③ Government Intervention (GOV)
In the context of China’s institutional framework, local governments play a central role in shaping economic development. Their policy preferences, fiscal expenditure structures, and administrative behavior exert both direct and indirect influences on factor market allocation. To measure the degree of government intervention, this study uses the ratio of local general public budget expenditure to regional GDP. This proxy reflects the extent to which government resources are involved in economic activities and partially captures their impact on industrial restructuring and employment orientation.
④ Infrastructure Level (BASE)
Infrastructure represents the foundational conditions for regional economic operations. High-quality infrastructure such as transportation, water supply, and energy can reduce production costs, improve inter-regional connectivity, and enhance the capacity to attract labor and capital, thereby improving labor resource allocation. This study measures infrastructure development using the ratio of total fixed asset investment to GDP, capturing the supportive role of infrastructure in facilitating factor agglomeration and urban functionality.
⑤ Government Science and Technology Expenditure (SCI)
Public expenditure on science and technology is a critical enabler of technological innovation and the development of high-end manufacturing, and serves as an institutional basis for AI deployment. Government spending in this area accelerates R&D and the diffusion of technologies such as robotics, and indirectly influences structural labor reallocation by promoting industrial upgrading. Accordingly, this study measures technological support intensity by the ratio of local government science and technology expenditure to GDP.

DIRECTIVE 1 ▸
In the text on government and infrastructure measures, why does high-quality infrastructure improve labor resource allocation? Answer in one to three sentences.
DIRECTIVE 2 ▸
Rewrite a part of the text on government and infrastructure measures with "transportation" swapped for "telecommunications". Begin at the words "④ Infrastructure Level" and stop after "Technology Expenditure (SCI)".

AVAILABLE DATA ▸
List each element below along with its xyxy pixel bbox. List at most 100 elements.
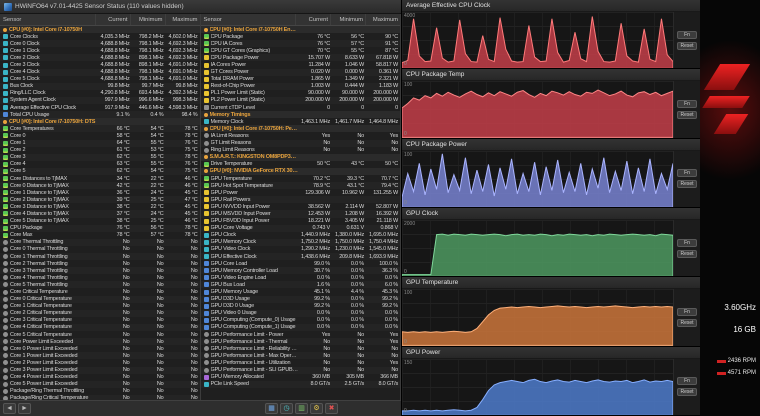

WRITTEN ANSWER 1 ▸
High-quality infrastructure such as transportation, water supply, and energy lowers production costs and improves connectivity between regions. It also strengthens a region's capacity to attract labor and capital, and that is how it improves labor resource allocation.

WRITTEN ANSWER 2 ▸
④ Infrastructure Level (BASE)
Infrastructure represents the foundational conditions for regional economic operations. High-quality infrastructure such as telecommunications, water supply, and energy can reduce production costs, improve inter-regional connectivity, and enhance the capacity to attract labor and capital, thereby improving labor resource allocation. This study measures infrastructure development using the ratio of total fixed asset investment to GDP, capturing the supportive role of infrastructure in facilitating factor agglomeration and urban functionality.
⑤ Government Science and Technology Expenditure (SCI)